# What the task requires
Repeat the listing in full, word for word.

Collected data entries
· · · · · · ·

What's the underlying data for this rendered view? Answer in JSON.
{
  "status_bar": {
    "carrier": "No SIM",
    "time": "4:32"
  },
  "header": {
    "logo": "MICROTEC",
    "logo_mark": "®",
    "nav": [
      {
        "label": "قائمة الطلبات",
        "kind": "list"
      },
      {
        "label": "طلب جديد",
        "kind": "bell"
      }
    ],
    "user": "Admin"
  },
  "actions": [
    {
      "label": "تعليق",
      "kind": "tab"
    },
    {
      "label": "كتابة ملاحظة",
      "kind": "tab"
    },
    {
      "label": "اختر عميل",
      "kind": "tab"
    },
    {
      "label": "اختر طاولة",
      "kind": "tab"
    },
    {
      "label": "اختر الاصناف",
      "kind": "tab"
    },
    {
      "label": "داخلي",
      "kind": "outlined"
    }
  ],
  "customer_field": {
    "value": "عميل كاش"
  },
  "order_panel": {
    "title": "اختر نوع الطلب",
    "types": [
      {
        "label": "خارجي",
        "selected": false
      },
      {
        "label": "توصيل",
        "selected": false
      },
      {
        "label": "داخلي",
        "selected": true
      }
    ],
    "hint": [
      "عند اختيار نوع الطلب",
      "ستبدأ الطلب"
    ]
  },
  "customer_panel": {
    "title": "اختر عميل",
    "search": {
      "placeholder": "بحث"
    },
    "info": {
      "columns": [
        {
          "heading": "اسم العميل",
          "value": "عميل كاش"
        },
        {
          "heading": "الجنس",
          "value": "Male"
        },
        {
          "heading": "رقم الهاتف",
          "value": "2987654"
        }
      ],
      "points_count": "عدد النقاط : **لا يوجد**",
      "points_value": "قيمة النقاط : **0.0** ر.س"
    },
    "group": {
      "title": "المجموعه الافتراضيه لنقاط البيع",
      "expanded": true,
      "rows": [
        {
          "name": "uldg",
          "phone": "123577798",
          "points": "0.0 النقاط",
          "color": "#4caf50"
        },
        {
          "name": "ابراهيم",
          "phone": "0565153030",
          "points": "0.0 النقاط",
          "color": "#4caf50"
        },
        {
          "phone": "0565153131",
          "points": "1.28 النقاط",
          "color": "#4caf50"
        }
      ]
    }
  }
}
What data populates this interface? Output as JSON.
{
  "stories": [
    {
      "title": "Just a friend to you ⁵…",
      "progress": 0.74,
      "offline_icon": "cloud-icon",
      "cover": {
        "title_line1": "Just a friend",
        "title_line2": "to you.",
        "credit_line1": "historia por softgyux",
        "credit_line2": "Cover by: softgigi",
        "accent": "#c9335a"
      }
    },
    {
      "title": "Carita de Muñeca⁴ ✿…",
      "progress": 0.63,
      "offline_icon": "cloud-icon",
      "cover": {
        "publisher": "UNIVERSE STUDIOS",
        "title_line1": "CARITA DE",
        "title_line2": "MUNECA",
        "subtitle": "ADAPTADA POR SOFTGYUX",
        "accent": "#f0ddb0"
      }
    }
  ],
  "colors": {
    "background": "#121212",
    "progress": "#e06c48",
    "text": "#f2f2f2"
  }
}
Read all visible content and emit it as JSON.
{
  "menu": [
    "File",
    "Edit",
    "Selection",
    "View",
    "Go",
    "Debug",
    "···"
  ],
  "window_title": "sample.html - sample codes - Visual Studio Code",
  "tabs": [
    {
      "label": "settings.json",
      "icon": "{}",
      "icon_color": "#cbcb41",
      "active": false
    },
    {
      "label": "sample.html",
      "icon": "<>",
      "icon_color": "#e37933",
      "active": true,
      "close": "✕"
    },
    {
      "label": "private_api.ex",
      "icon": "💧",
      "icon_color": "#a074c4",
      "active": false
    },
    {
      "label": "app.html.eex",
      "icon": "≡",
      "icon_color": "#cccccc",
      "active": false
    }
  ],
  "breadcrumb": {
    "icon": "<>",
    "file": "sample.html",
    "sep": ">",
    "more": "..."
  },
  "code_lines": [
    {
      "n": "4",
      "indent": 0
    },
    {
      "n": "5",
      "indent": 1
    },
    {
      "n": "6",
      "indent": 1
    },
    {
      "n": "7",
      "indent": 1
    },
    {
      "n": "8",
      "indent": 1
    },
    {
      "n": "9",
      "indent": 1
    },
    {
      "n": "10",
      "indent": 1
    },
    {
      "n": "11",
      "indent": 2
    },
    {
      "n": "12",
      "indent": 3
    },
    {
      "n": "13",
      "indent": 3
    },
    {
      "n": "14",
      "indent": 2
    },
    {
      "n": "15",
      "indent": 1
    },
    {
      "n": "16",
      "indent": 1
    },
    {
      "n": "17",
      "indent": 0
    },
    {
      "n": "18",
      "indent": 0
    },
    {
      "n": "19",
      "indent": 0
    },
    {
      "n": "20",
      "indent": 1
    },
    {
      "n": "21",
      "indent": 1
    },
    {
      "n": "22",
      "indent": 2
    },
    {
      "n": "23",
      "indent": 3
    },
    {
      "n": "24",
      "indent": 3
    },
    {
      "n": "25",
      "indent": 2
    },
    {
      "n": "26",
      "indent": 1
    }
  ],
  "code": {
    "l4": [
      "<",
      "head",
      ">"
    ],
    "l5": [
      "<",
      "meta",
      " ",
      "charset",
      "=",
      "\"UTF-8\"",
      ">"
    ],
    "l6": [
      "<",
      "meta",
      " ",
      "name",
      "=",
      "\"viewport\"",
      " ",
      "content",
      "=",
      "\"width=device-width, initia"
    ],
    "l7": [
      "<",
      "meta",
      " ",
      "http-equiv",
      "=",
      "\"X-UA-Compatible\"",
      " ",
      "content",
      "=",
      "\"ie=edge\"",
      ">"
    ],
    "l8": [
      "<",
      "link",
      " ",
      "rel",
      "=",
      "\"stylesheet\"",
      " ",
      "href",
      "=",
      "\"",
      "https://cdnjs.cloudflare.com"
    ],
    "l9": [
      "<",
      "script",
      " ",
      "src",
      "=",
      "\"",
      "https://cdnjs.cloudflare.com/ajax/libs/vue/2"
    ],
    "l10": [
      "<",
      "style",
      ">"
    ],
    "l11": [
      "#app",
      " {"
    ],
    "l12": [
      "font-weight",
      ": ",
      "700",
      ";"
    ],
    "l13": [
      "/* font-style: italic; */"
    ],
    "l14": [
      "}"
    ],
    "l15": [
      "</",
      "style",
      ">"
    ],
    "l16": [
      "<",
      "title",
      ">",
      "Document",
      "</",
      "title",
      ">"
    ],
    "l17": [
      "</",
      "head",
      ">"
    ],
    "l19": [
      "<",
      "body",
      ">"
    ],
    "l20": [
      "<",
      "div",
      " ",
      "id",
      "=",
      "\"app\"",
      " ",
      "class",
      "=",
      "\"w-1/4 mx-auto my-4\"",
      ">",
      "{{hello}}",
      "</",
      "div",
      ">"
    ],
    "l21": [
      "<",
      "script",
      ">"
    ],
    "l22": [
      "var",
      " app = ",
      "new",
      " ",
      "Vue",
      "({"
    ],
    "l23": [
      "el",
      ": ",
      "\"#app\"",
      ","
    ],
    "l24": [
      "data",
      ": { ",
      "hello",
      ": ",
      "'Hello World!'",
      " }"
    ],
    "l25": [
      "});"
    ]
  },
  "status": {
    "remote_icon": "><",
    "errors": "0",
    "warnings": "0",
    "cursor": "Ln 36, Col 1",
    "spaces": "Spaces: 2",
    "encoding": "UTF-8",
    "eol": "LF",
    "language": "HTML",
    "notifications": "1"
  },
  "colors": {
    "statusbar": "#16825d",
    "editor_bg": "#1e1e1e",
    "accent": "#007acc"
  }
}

· · · · · · ·

# Full response
What's the underlying data for this rendered view? Answer in JSON.
{
  "status_bar": {
    "carrier": "No SIM",
    "time": "4:32"
  },
  "header": {
    "logo": "MICROTEC",
    "logo_mark": "®",
    "nav": [
      {
        "label": "قائمة الطلبات",
        "kind": "list"
      },
      {
        "label": "طلب جديد",
        "kind": "bell"
      }
    ],
    "user": "Admin"
  },
  "actions": [
    {
      "label": "تعليق",
      "kind": "tab"
    },
    {
      "label": "كتابة ملاحظة",
      "kind": "tab"
    },
    {
      "label": "اختر عميل",
      "kind": "tab"
    },
    {
      "label": "اختر طاولة",
      "kind": "tab"
    },
    {
      "label": "اختر الاصناف",
      "kind": "tab"
    },
    {
      "label": "داخلي",
      "kind": "outlined"
    }
  ],
  "customer_field": {
    "value": "عميل كاش"
  },
  "order_panel": {
    "title": "اختر نوع الطلب",
    "types": [
      {
        "label": "خارجي",
        "selected": false
      },
      {
        "label": "توصيل",
        "selected": false
      },
      {
        "label": "داخلي",
        "selected": true
      }
    ],
    "hint": [
      "عند اختيار نوع الطلب",
      "ستبدأ الطلب"
    ]
  },
  "customer_panel": {
    "title": "اختر عميل",
    "search": {
      "placeholder": "بحث"
    },
    "info": {
      "columns": [
        {
          "heading": "اسم العميل",
          "value": "عميل كاش"
        },
        {
          "heading": "الجنس",
          "value": "Male"
        },
        {
          "heading": "رقم الهاتف",
          "value": "2987654"
        }
      ],
      "points_count": "عدد النقاط : **لا يوجد**",
      "points_value": "قيمة النقاط : **0.0** ر.س"
    },
    "group": {
      "title": "المجموعه الافتراضيه لنقاط البيع",
      "expanded": true,
      "rows": [
        {
          "name": "uldg",
          "phone": "123577798",
          "points": "0.0 النقاط",
          "color": "#4caf50"
        },
        {
          "name": "ابراهيم",
          "phone": "0565153030",
          "points": "0.0 النقاط",
          "color": "#4caf50"
        },
        {
          "phone": "0565153131",
          "points": "1.28 النقاط",
          "color": "#4caf50"
        }
      ]
    }
  }
}
What data populates this interface? Output as JSON.
{
  "stories": [
    {
      "title": "Just a friend to you ⁵…",
      "progress": 0.74,
      "offline_icon": "cloud-icon",
      "cover": {
        "title_line1": "Just a friend",
        "title_line2": "to you.",
        "credit_line1": "historia por softgyux",
        "credit_line2": "Cover by: softgigi",
        "accent": "#c9335a"
      }
    },
    {
      "title": "Carita de Muñeca⁴ ✿…",
      "progress": 0.63,
      "offline_icon": "cloud-icon",
      "cover": {
        "publisher": "UNIVERSE STUDIOS",
        "title_line1": "CARITA DE",
        "title_line2": "MUNECA",
        "subtitle": "ADAPTADA POR SOFTGYUX",
        "accent": "#f0ddb0"
      }
    }
  ],
  "colors": {
    "background": "#121212",
    "progress": "#e06c48",
    "text": "#f2f2f2"
  }
}
Read all visible content and emit it as JSON.
{
  "menu": [
    "File",
    "Edit",
    "Selection",
    "View",
    "Go",
    "Debug",
    "···"
  ],
  "window_title": "sample.html - sample codes - Visual Studio Code",
  "tabs": [
    {
      "label": "settings.json",
      "icon": "{}",
      "icon_color": "#cbcb41",
      "active": false
    },
    {
      "label": "sample.html",
      "icon": "<>",
      "icon_color": "#e37933",
      "active": true,
      "close": "✕"
    },
    {
      "label": "private_api.ex",
      "icon": "💧",
      "icon_color": "#a074c4",
      "active": false
    },
    {
      "label": "app.html.eex",
      "icon": "≡",
      "icon_color": "#cccccc",
      "active": false
    }
  ],
  "breadcrumb": {
    "icon": "<>",
    "file": "sample.html",
    "sep": ">",
    "more": "..."
  },
  "code_lines": [
    {
      "n": "4",
      "indent": 0
    },
    {
      "n": "5",
      "indent": 1
    },
    {
      "n": "6",
      "indent": 1
    },
    {
      "n": "7",
      "indent": 1
    },
    {
      "n": "8",
      "indent": 1
    },
    {
      "n": "9",
      "indent": 1
    },
    {
      "n": "10",
      "indent": 1
    },
    {
      "n": "11",
      "indent": 2
    },
    {
      "n": "12",
      "indent": 3
    },
    {
      "n": "13",
      "indent": 3
    },
    {
      "n": "14",
      "indent": 2
    },
    {
      "n": "15",
      "indent": 1
    },
    {
      "n": "16",
      "indent": 1
    },
    {
      "n": "17",
      "indent": 0
    },
    {
      "n": "18",
      "indent": 0
    },
    {
      "n": "19",
      "indent": 0
    },
    {
      "n": "20",
      "indent": 1
    },
    {
      "n": "21",
      "indent": 1
    },
    {
      "n": "22",
      "indent": 2
    },
    {
      "n": "23",
      "indent": 3
    },
    {
      "n": "24",
      "indent": 3
    },
    {
      "n": "25",
      "indent": 2
    },
    {
      "n": "26",
      "indent": 1
    }
  ],
  "code": {
    "l4": [
      "<",
      "head",
      ">"
    ],
    "l5": [
      "<",
      "meta",
      " ",
      "charset",
      "=",
      "\"UTF-8\"",
      ">"
    ],
    "l6": [
      "<",
      "meta",
      " ",
      "name",
      "=",
      "\"viewport\"",
      " ",
      "content",
      "=",
      "\"width=device-width, initia"
    ],
    "l7": [
      "<",
      "meta",
      " ",
      "http-equiv",
      "=",
      "\"X-UA-Compatible\"",
      " ",
      "content",
      "=",
      "\"ie=edge\"",
      ">"
    ],
    "l8": [
      "<",
      "link",
      " ",
      "rel",
      "=",
      "\"stylesheet\"",
      " ",
      "href",
      "=",
      "\"",
      "https://cdnjs.cloudflare.com"
    ],
    "l9": [
      "<",
      "script",
      " ",
      "src",
      "=",
      "\"",
      "https://cdnjs.cloudflare.com/ajax/libs/vue/2"
    ],
    "l10": [
      "<",
      "style",
      ">"
    ],
    "l11": [
      "#app",
      " {"
    ],
    "l12": [
      "font-weight",
      ": ",
      "700",
      ";"
    ],
    "l13": [
      "/* font-style: italic; */"
    ],
    "l14": [
      "}"
    ],
    "l15": [
      "</",
      "style",
      ">"
    ],
    "l16": [
      "<",
      "title",
      ">",
      "Document",
      "</",
      "title",
      ">"
    ],
    "l17": [
      "</",
      "head",
      ">"
    ],
    "l19": [
      "<",
      "body",
      ">"
    ],
    "l20": [
      "<",
      "div",
      " ",
      "id",
      "=",
      "\"app\"",
      " ",
      "class",
      "=",
      "\"w-1/4 mx-auto my-4\"",
      ">",
      "{{hello}}",
      "</",
      "div",
      ">"
    ],
    "l21": [
      "<",
      "script",
      ">"
    ],
    "l22": [
      "var",
      " app = ",
      "new",
      " ",
      "Vue",
      "({"
    ],
    "l23": [
      "el",
      ": ",
      "\"#app\"",
      ","
    ],
    "l24": [
      "data",
      ": { ",
      "hello",
      ": ",
      "'Hello World!'",
      " }"
    ],
    "l25": [
      "});"
    ]
  },
  "status": {
    "remote_icon": "><",
    "errors": "0",
    "warnings": "0",
    "cursor": "Ln 36, Col 1",
    "spaces": "Spaces: 2",
    "encoding": "UTF-8",
    "eol": "LF",
    "language": "HTML",
    "notifications": "1"
  },
  "colors": {
    "statusbar": "#16825d",
    "editor_bg": "#1e1e1e",
    "accent": "#007acc"
  }
}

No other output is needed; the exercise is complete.